State how many lines hold the word "软件工程", with no other words.

(Saved entries)
◆ ◆ ◆ ◆
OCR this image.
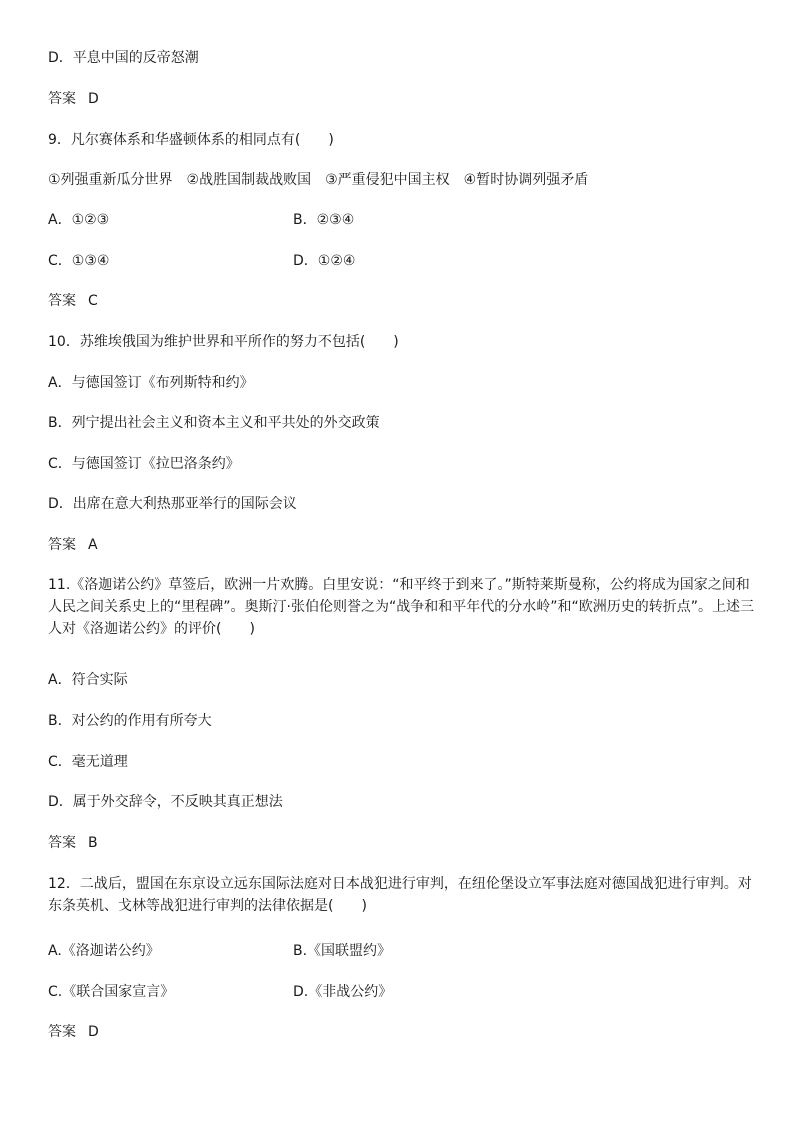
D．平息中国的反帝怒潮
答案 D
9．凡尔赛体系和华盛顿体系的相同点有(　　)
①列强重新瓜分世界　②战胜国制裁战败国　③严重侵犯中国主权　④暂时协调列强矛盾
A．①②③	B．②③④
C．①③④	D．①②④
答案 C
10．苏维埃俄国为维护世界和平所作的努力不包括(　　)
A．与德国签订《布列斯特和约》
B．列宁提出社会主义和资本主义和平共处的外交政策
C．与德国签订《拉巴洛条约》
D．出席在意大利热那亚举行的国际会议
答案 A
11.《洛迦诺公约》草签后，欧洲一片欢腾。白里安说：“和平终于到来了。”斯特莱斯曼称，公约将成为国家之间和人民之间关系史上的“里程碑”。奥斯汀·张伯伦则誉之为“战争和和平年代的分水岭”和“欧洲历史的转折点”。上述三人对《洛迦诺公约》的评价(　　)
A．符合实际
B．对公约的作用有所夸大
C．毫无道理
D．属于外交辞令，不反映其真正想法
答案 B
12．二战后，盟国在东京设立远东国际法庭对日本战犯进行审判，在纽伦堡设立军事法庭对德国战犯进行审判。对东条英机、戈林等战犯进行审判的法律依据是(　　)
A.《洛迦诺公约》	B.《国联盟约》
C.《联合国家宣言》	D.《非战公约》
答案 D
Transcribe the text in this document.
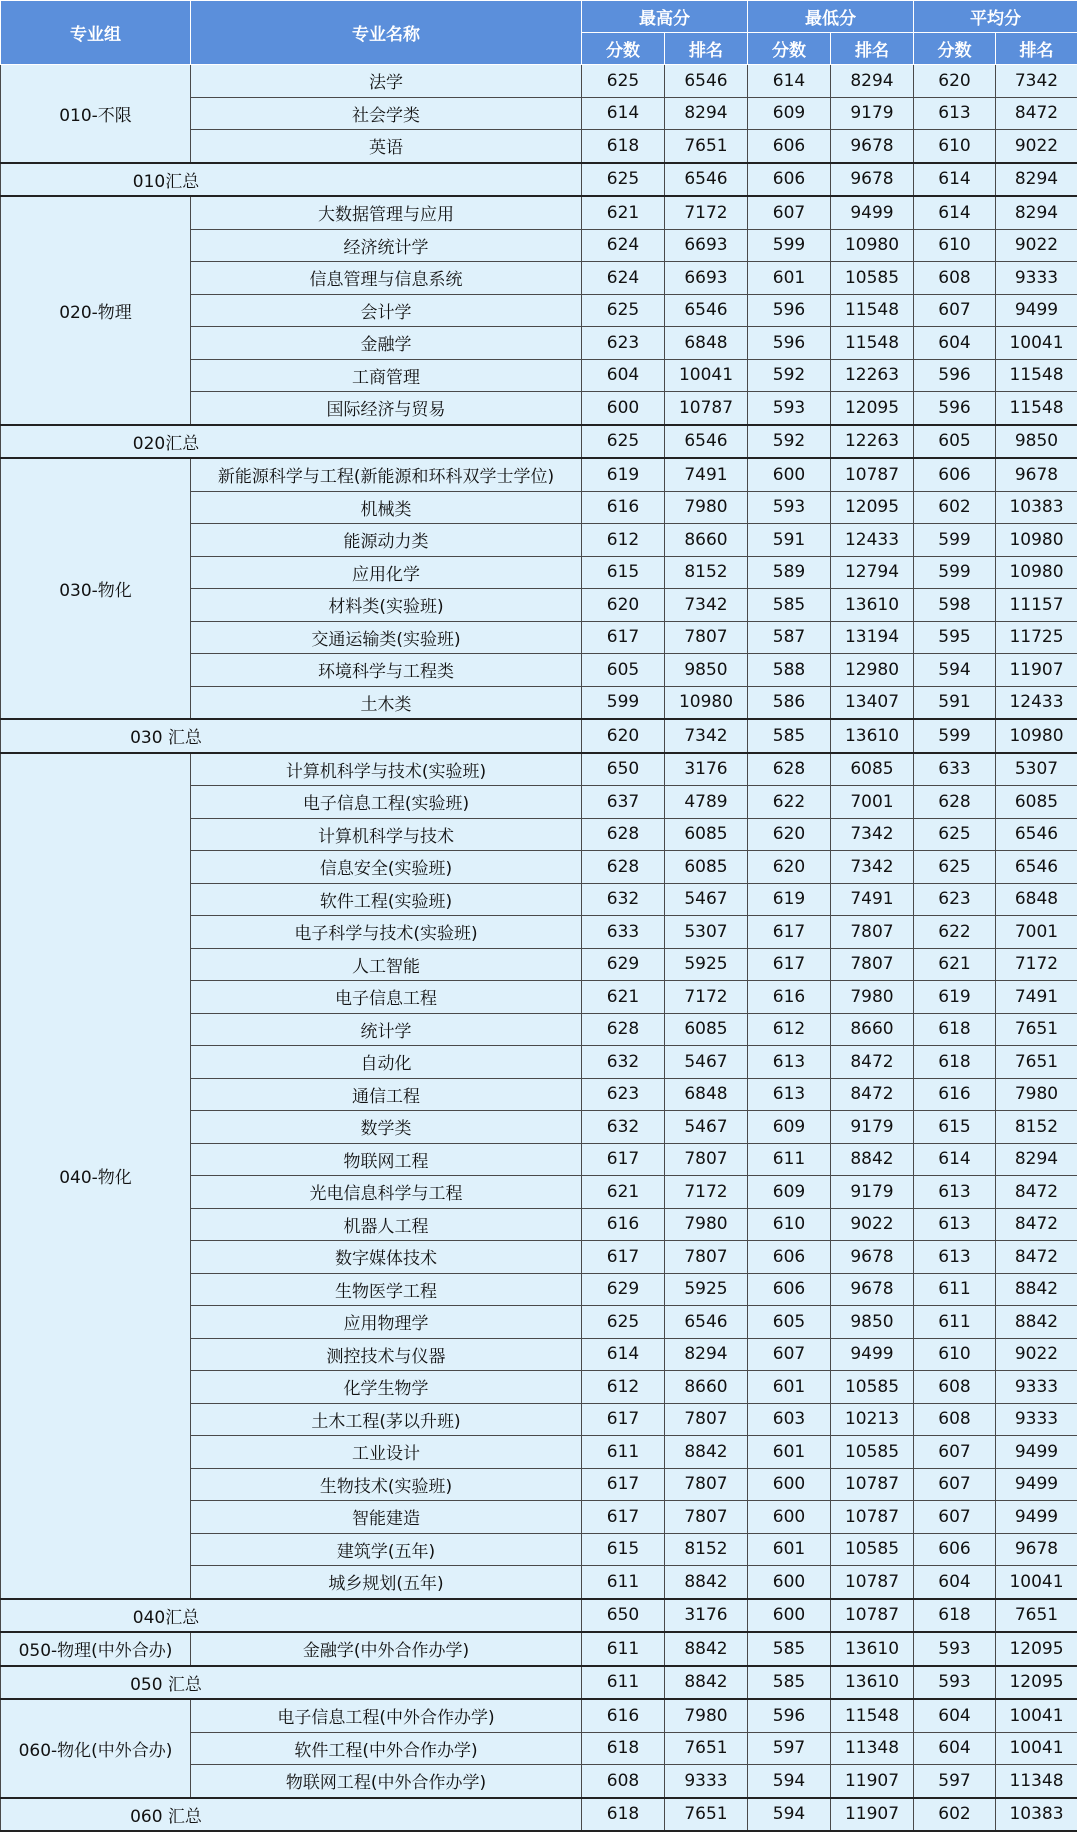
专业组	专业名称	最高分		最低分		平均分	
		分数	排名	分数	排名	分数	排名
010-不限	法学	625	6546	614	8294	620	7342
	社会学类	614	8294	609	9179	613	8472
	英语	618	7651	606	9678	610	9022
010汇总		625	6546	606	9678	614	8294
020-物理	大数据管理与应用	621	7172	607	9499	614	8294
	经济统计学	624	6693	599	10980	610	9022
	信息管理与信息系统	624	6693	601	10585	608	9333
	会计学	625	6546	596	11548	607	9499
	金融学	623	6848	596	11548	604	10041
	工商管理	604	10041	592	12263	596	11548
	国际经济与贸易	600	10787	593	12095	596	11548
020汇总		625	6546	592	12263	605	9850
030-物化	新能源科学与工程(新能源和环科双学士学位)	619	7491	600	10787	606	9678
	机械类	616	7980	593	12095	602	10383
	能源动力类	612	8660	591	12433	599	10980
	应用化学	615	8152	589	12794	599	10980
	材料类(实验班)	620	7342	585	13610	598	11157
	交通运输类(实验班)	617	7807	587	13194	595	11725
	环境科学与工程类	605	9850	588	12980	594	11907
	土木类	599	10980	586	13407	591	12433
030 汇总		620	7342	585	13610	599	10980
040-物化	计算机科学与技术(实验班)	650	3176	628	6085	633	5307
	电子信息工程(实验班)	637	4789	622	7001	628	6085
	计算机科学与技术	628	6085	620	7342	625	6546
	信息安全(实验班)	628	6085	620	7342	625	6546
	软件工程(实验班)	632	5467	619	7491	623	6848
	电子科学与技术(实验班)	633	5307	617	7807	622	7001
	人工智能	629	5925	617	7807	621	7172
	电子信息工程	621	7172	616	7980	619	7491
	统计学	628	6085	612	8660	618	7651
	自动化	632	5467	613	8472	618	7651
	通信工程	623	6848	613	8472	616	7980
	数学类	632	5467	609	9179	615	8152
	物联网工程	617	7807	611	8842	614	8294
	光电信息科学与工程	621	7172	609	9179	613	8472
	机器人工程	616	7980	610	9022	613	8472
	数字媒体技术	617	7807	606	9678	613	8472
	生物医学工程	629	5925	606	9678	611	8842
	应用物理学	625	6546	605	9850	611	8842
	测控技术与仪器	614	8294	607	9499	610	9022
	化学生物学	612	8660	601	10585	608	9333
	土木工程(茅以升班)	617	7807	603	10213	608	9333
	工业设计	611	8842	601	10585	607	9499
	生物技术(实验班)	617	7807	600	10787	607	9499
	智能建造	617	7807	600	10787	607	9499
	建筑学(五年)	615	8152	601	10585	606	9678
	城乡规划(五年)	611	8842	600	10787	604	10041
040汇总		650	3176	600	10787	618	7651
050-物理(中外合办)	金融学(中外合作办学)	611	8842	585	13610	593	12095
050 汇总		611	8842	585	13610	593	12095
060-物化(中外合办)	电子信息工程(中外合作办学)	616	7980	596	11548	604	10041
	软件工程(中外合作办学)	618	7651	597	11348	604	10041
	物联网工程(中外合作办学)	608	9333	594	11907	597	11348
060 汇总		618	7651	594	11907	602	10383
◆ ◆ ◆ ◆
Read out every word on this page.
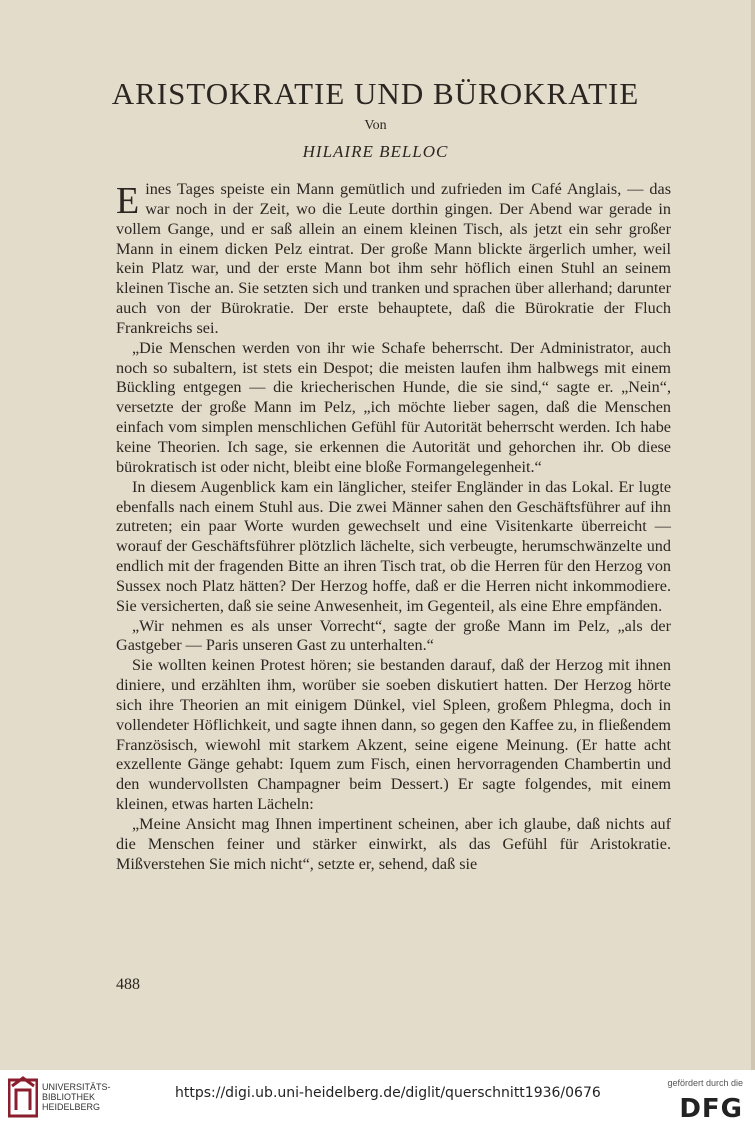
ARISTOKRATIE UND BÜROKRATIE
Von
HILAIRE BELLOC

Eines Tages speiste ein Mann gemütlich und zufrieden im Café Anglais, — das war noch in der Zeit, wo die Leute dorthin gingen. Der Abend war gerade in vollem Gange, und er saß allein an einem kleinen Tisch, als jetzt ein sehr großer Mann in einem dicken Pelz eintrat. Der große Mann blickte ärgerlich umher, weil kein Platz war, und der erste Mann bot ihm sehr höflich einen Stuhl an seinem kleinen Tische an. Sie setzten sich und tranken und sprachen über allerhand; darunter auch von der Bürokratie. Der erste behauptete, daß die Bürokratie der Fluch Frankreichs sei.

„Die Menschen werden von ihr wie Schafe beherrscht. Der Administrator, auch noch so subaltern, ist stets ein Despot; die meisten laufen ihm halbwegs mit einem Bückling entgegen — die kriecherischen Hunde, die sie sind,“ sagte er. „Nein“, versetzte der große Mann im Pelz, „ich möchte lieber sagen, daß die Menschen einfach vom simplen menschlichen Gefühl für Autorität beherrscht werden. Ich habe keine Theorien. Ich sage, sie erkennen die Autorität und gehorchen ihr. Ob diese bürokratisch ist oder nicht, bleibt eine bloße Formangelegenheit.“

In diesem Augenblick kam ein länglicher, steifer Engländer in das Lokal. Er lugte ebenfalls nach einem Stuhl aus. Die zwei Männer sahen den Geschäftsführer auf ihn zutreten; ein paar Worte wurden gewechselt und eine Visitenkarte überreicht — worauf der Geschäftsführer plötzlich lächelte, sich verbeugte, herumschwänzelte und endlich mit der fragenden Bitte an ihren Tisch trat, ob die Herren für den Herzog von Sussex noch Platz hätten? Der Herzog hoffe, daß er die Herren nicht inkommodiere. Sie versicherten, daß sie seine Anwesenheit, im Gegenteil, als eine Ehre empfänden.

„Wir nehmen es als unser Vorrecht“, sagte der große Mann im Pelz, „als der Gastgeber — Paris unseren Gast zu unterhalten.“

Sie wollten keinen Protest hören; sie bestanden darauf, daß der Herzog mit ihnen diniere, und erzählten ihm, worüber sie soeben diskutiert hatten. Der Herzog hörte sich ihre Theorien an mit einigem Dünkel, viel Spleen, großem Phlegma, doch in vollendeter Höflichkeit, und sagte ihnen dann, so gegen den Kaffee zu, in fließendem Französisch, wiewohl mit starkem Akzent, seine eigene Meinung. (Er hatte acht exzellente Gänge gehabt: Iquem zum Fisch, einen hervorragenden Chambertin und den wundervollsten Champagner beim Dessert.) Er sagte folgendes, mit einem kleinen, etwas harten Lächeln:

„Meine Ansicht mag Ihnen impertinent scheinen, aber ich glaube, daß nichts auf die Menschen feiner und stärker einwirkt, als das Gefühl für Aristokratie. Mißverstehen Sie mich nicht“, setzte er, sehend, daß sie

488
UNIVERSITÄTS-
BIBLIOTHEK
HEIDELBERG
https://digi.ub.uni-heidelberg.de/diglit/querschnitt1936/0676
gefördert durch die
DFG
◆ ◆ ◆ ◆
Completed task :: 2